Material for this task>

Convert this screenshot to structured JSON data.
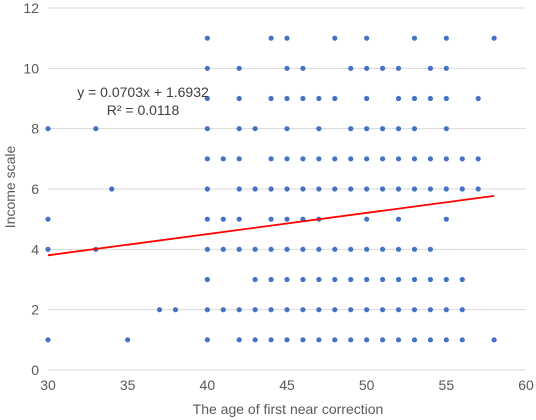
{
  "chart_data": {
    "type": "scatter",
    "title": "",
    "xlabel": "The age of first near correction",
    "ylabel": "Income scale",
    "xlim": [
      30,
      60
    ],
    "ylim": [
      0,
      12
    ],
    "xticks": [
      30,
      35,
      40,
      45,
      50,
      55,
      60
    ],
    "yticks": [
      0,
      2,
      4,
      6,
      8,
      10,
      12
    ],
    "grid": "horizontal",
    "colors": {
      "points": "#4472C4",
      "trendline": "#FF0000",
      "grid": "#D9D9D9"
    },
    "series": [
      {
        "points": [
          [
            30,
            1
          ],
          [
            30,
            4
          ],
          [
            30,
            5
          ],
          [
            30,
            8
          ],
          [
            33,
            4
          ],
          [
            33,
            8
          ],
          [
            34,
            6
          ],
          [
            35,
            1
          ],
          [
            37,
            2
          ],
          [
            38,
            2
          ],
          [
            40,
            1
          ],
          [
            40,
            2
          ],
          [
            40,
            3
          ],
          [
            40,
            4
          ],
          [
            40,
            5
          ],
          [
            40,
            6
          ],
          [
            40,
            7
          ],
          [
            40,
            8
          ],
          [
            40,
            9
          ],
          [
            40,
            10
          ],
          [
            40,
            11
          ],
          [
            41,
            2
          ],
          [
            41,
            4
          ],
          [
            41,
            5
          ],
          [
            41,
            7
          ],
          [
            42,
            1
          ],
          [
            42,
            2
          ],
          [
            42,
            4
          ],
          [
            42,
            5
          ],
          [
            42,
            6
          ],
          [
            42,
            7
          ],
          [
            42,
            8
          ],
          [
            42,
            9
          ],
          [
            42,
            10
          ],
          [
            43,
            1
          ],
          [
            43,
            2
          ],
          [
            43,
            3
          ],
          [
            43,
            4
          ],
          [
            43,
            6
          ],
          [
            43,
            8
          ],
          [
            44,
            1
          ],
          [
            44,
            2
          ],
          [
            44,
            3
          ],
          [
            44,
            4
          ],
          [
            44,
            5
          ],
          [
            44,
            6
          ],
          [
            44,
            7
          ],
          [
            44,
            9
          ],
          [
            44,
            11
          ],
          [
            45,
            1
          ],
          [
            45,
            2
          ],
          [
            45,
            3
          ],
          [
            45,
            4
          ],
          [
            45,
            5
          ],
          [
            45,
            6
          ],
          [
            45,
            7
          ],
          [
            45,
            8
          ],
          [
            45,
            9
          ],
          [
            45,
            10
          ],
          [
            45,
            11
          ],
          [
            46,
            1
          ],
          [
            46,
            2
          ],
          [
            46,
            3
          ],
          [
            46,
            4
          ],
          [
            46,
            5
          ],
          [
            46,
            6
          ],
          [
            46,
            7
          ],
          [
            46,
            9
          ],
          [
            46,
            10
          ],
          [
            47,
            1
          ],
          [
            47,
            2
          ],
          [
            47,
            3
          ],
          [
            47,
            4
          ],
          [
            47,
            5
          ],
          [
            47,
            6
          ],
          [
            47,
            7
          ],
          [
            47,
            8
          ],
          [
            47,
            9
          ],
          [
            48,
            1
          ],
          [
            48,
            2
          ],
          [
            48,
            3
          ],
          [
            48,
            4
          ],
          [
            48,
            6
          ],
          [
            48,
            7
          ],
          [
            48,
            9
          ],
          [
            48,
            11
          ],
          [
            49,
            1
          ],
          [
            49,
            2
          ],
          [
            49,
            3
          ],
          [
            49,
            4
          ],
          [
            49,
            6
          ],
          [
            49,
            7
          ],
          [
            49,
            8
          ],
          [
            49,
            10
          ],
          [
            50,
            1
          ],
          [
            50,
            2
          ],
          [
            50,
            3
          ],
          [
            50,
            4
          ],
          [
            50,
            5
          ],
          [
            50,
            6
          ],
          [
            50,
            7
          ],
          [
            50,
            8
          ],
          [
            50,
            9
          ],
          [
            50,
            10
          ],
          [
            50,
            11
          ],
          [
            51,
            1
          ],
          [
            51,
            2
          ],
          [
            51,
            3
          ],
          [
            51,
            4
          ],
          [
            51,
            6
          ],
          [
            51,
            7
          ],
          [
            51,
            8
          ],
          [
            51,
            10
          ],
          [
            52,
            1
          ],
          [
            52,
            2
          ],
          [
            52,
            3
          ],
          [
            52,
            4
          ],
          [
            52,
            5
          ],
          [
            52,
            6
          ],
          [
            52,
            7
          ],
          [
            52,
            8
          ],
          [
            52,
            9
          ],
          [
            52,
            10
          ],
          [
            53,
            1
          ],
          [
            53,
            2
          ],
          [
            53,
            3
          ],
          [
            53,
            4
          ],
          [
            53,
            6
          ],
          [
            53,
            7
          ],
          [
            53,
            8
          ],
          [
            53,
            9
          ],
          [
            53,
            11
          ],
          [
            54,
            1
          ],
          [
            54,
            2
          ],
          [
            54,
            3
          ],
          [
            54,
            4
          ],
          [
            54,
            6
          ],
          [
            54,
            7
          ],
          [
            54,
            9
          ],
          [
            54,
            10
          ],
          [
            55,
            1
          ],
          [
            55,
            2
          ],
          [
            55,
            3
          ],
          [
            55,
            5
          ],
          [
            55,
            6
          ],
          [
            55,
            7
          ],
          [
            55,
            8
          ],
          [
            55,
            9
          ],
          [
            55,
            10
          ],
          [
            55,
            11
          ],
          [
            56,
            1
          ],
          [
            56,
            2
          ],
          [
            56,
            3
          ],
          [
            56,
            6
          ],
          [
            56,
            7
          ],
          [
            57,
            6
          ],
          [
            57,
            7
          ],
          [
            57,
            9
          ],
          [
            58,
            1
          ],
          [
            58,
            11
          ]
        ]
      }
    ],
    "trendline": {
      "slope": 0.0703,
      "intercept": 1.6932,
      "x_range": [
        30,
        58
      ],
      "equation": "y = 0.0703x + 1.6932",
      "r_squared": "R² = 0.0118"
    }
  }
}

What is required>
Reproduce each entry verbatim, excluding any embedded images.

Exercise result>
Convert this screenshot to structured JSON data.
{
  "chart_data": {
    "type": "scatter",
    "title": "",
    "xlabel": "The age of first near correction",
    "ylabel": "Income scale",
    "xlim": [
      30,
      60
    ],
    "ylim": [
      0,
      12
    ],
    "xticks": [
      30,
      35,
      40,
      45,
      50,
      55,
      60
    ],
    "yticks": [
      0,
      2,
      4,
      6,
      8,
      10,
      12
    ],
    "grid": "horizontal",
    "colors": {
      "points": "#4472C4",
      "trendline": "#FF0000",
      "grid": "#D9D9D9"
    },
    "series": [
      {
        "points": [
          [
            30,
            1
          ],
          [
            30,
            4
          ],
          [
            30,
            5
          ],
          [
            30,
            8
          ],
          [
            33,
            4
          ],
          [
            33,
            8
          ],
          [
            34,
            6
          ],
          [
            35,
            1
          ],
          [
            37,
            2
          ],
          [
            38,
            2
          ],
          [
            40,
            1
          ],
          [
            40,
            2
          ],
          [
            40,
            3
          ],
          [
            40,
            4
          ],
          [
            40,
            5
          ],
          [
            40,
            6
          ],
          [
            40,
            7
          ],
          [
            40,
            8
          ],
          [
            40,
            9
          ],
          [
            40,
            10
          ],
          [
            40,
            11
          ],
          [
            41,
            2
          ],
          [
            41,
            4
          ],
          [
            41,
            5
          ],
          [
            41,
            7
          ],
          [
            42,
            1
          ],
          [
            42,
            2
          ],
          [
            42,
            4
          ],
          [
            42,
            5
          ],
          [
            42,
            6
          ],
          [
            42,
            7
          ],
          [
            42,
            8
          ],
          [
            42,
            9
          ],
          [
            42,
            10
          ],
          [
            43,
            1
          ],
          [
            43,
            2
          ],
          [
            43,
            3
          ],
          [
            43,
            4
          ],
          [
            43,
            6
          ],
          [
            43,
            8
          ],
          [
            44,
            1
          ],
          [
            44,
            2
          ],
          [
            44,
            3
          ],
          [
            44,
            4
          ],
          [
            44,
            5
          ],
          [
            44,
            6
          ],
          [
            44,
            7
          ],
          [
            44,
            9
          ],
          [
            44,
            11
          ],
          [
            45,
            1
          ],
          [
            45,
            2
          ],
          [
            45,
            3
          ],
          [
            45,
            4
          ],
          [
            45,
            5
          ],
          [
            45,
            6
          ],
          [
            45,
            7
          ],
          [
            45,
            8
          ],
          [
            45,
            9
          ],
          [
            45,
            10
          ],
          [
            45,
            11
          ],
          [
            46,
            1
          ],
          [
            46,
            2
          ],
          [
            46,
            3
          ],
          [
            46,
            4
          ],
          [
            46,
            5
          ],
          [
            46,
            6
          ],
          [
            46,
            7
          ],
          [
            46,
            9
          ],
          [
            46,
            10
          ],
          [
            47,
            1
          ],
          [
            47,
            2
          ],
          [
            47,
            3
          ],
          [
            47,
            4
          ],
          [
            47,
            5
          ],
          [
            47,
            6
          ],
          [
            47,
            7
          ],
          [
            47,
            8
          ],
          [
            47,
            9
          ],
          [
            48,
            1
          ],
          [
            48,
            2
          ],
          [
            48,
            3
          ],
          [
            48,
            4
          ],
          [
            48,
            6
          ],
          [
            48,
            7
          ],
          [
            48,
            9
          ],
          [
            48,
            11
          ],
          [
            49,
            1
          ],
          [
            49,
            2
          ],
          [
            49,
            3
          ],
          [
            49,
            4
          ],
          [
            49,
            6
          ],
          [
            49,
            7
          ],
          [
            49,
            8
          ],
          [
            49,
            10
          ],
          [
            50,
            1
          ],
          [
            50,
            2
          ],
          [
            50,
            3
          ],
          [
            50,
            4
          ],
          [
            50,
            5
          ],
          [
            50,
            6
          ],
          [
            50,
            7
          ],
          [
            50,
            8
          ],
          [
            50,
            9
          ],
          [
            50,
            10
          ],
          [
            50,
            11
          ],
          [
            51,
            1
          ],
          [
            51,
            2
          ],
          [
            51,
            3
          ],
          [
            51,
            4
          ],
          [
            51,
            6
          ],
          [
            51,
            7
          ],
          [
            51,
            8
          ],
          [
            51,
            10
          ],
          [
            52,
            1
          ],
          [
            52,
            2
          ],
          [
            52,
            3
          ],
          [
            52,
            4
          ],
          [
            52,
            5
          ],
          [
            52,
            6
          ],
          [
            52,
            7
          ],
          [
            52,
            8
          ],
          [
            52,
            9
          ],
          [
            52,
            10
          ],
          [
            53,
            1
          ],
          [
            53,
            2
          ],
          [
            53,
            3
          ],
          [
            53,
            4
          ],
          [
            53,
            6
          ],
          [
            53,
            7
          ],
          [
            53,
            8
          ],
          [
            53,
            9
          ],
          [
            53,
            11
          ],
          [
            54,
            1
          ],
          [
            54,
            2
          ],
          [
            54,
            3
          ],
          [
            54,
            4
          ],
          [
            54,
            6
          ],
          [
            54,
            7
          ],
          [
            54,
            9
          ],
          [
            54,
            10
          ],
          [
            55,
            1
          ],
          [
            55,
            2
          ],
          [
            55,
            3
          ],
          [
            55,
            5
          ],
          [
            55,
            6
          ],
          [
            55,
            7
          ],
          [
            55,
            8
          ],
          [
            55,
            9
          ],
          [
            55,
            10
          ],
          [
            55,
            11
          ],
          [
            56,
            1
          ],
          [
            56,
            2
          ],
          [
            56,
            3
          ],
          [
            56,
            6
          ],
          [
            56,
            7
          ],
          [
            57,
            6
          ],
          [
            57,
            7
          ],
          [
            57,
            9
          ],
          [
            58,
            1
          ],
          [
            58,
            11
          ]
        ]
      }
    ],
    "trendline": {
      "slope": 0.0703,
      "intercept": 1.6932,
      "x_range": [
        30,
        58
      ],
      "equation": "y = 0.0703x + 1.6932",
      "r_squared": "R² = 0.0118"
    }
  }
}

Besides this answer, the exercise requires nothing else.